> **Exercise instructions**: Can you write out all the lines word for word, with no pictures?

> **Provided entries**:
▶

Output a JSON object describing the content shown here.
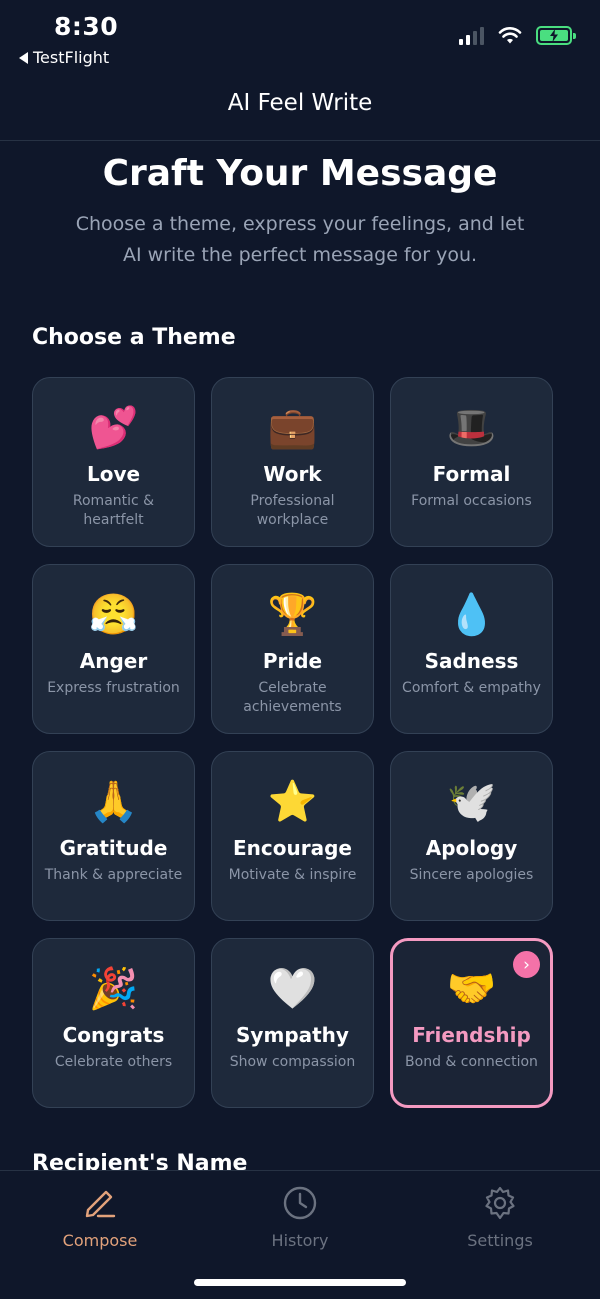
{
  "status_bar": {
    "time": "8:30",
    "back_app": "TestFlight"
  },
  "nav": {
    "title": "AI Feel Write"
  },
  "hero": {
    "title": "Craft Your Message",
    "subtitle": "Choose a theme, express your feelings, and let AI write the perfect message for you."
  },
  "theme_section": {
    "title": "Choose a Theme",
    "selected": "Friendship"
  },
  "themes": [
    {
      "emoji": "💕",
      "name": "Love",
      "desc": "Romantic & heartfelt"
    },
    {
      "emoji": "💼",
      "name": "Work",
      "desc": "Professional workplace"
    },
    {
      "emoji": "🎩",
      "name": "Formal",
      "desc": "Formal occasions"
    },
    {
      "emoji": "😤",
      "name": "Anger",
      "desc": "Express frustration"
    },
    {
      "emoji": "🏆",
      "name": "Pride",
      "desc": "Celebrate achievements"
    },
    {
      "emoji": "💧",
      "name": "Sadness",
      "desc": "Comfort & empathy"
    },
    {
      "emoji": "🙏",
      "name": "Gratitude",
      "desc": "Thank & appreciate"
    },
    {
      "emoji": "⭐",
      "name": "Encourage",
      "desc": "Motivate & inspire"
    },
    {
      "emoji": "🕊️",
      "name": "Apology",
      "desc": "Sincere apologies"
    },
    {
      "emoji": "🎉",
      "name": "Congrats",
      "desc": "Celebrate others"
    },
    {
      "emoji": "🤍",
      "name": "Sympathy",
      "desc": "Show compassion"
    },
    {
      "emoji": "🤝",
      "name": "Friendship",
      "desc": "Bond & connection"
    }
  ],
  "recipient_section": {
    "title": "Recipient's Name"
  },
  "tabs": [
    {
      "label": "Compose",
      "icon": "pencil-icon",
      "active": true
    },
    {
      "label": "History",
      "icon": "clock-icon",
      "active": false
    },
    {
      "label": "Settings",
      "icon": "gear-icon",
      "active": false
    }
  ],
  "colors": {
    "background": "#0f172a",
    "card": "#1e293b",
    "accent_pink": "#f472a8",
    "accent_tab": "#e2a27b"
  }
}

◀

> **Answer to the problem**:
Output a JSON object describing the content shown here.
{
  "status_bar": {
    "time": "8:30",
    "back_app": "TestFlight"
  },
  "nav": {
    "title": "AI Feel Write"
  },
  "hero": {
    "title": "Craft Your Message",
    "subtitle": "Choose a theme, express your feelings, and let AI write the perfect message for you."
  },
  "theme_section": {
    "title": "Choose a Theme",
    "selected": "Friendship"
  },
  "themes": [
    {
      "emoji": "💕",
      "name": "Love",
      "desc": "Romantic & heartfelt"
    },
    {
      "emoji": "💼",
      "name": "Work",
      "desc": "Professional workplace"
    },
    {
      "emoji": "🎩",
      "name": "Formal",
      "desc": "Formal occasions"
    },
    {
      "emoji": "😤",
      "name": "Anger",
      "desc": "Express frustration"
    },
    {
      "emoji": "🏆",
      "name": "Pride",
      "desc": "Celebrate achievements"
    },
    {
      "emoji": "💧",
      "name": "Sadness",
      "desc": "Comfort & empathy"
    },
    {
      "emoji": "🙏",
      "name": "Gratitude",
      "desc": "Thank & appreciate"
    },
    {
      "emoji": "⭐",
      "name": "Encourage",
      "desc": "Motivate & inspire"
    },
    {
      "emoji": "🕊️",
      "name": "Apology",
      "desc": "Sincere apologies"
    },
    {
      "emoji": "🎉",
      "name": "Congrats",
      "desc": "Celebrate others"
    },
    {
      "emoji": "🤍",
      "name": "Sympathy",
      "desc": "Show compassion"
    },
    {
      "emoji": "🤝",
      "name": "Friendship",
      "desc": "Bond & connection"
    }
  ],
  "recipient_section": {
    "title": "Recipient's Name"
  },
  "tabs": [
    {
      "label": "Compose",
      "icon": "pencil-icon",
      "active": true
    },
    {
      "label": "History",
      "icon": "clock-icon",
      "active": false
    },
    {
      "label": "Settings",
      "icon": "gear-icon",
      "active": false
    }
  ],
  "colors": {
    "background": "#0f172a",
    "card": "#1e293b",
    "accent_pink": "#f472a8",
    "accent_tab": "#e2a27b"
  }
}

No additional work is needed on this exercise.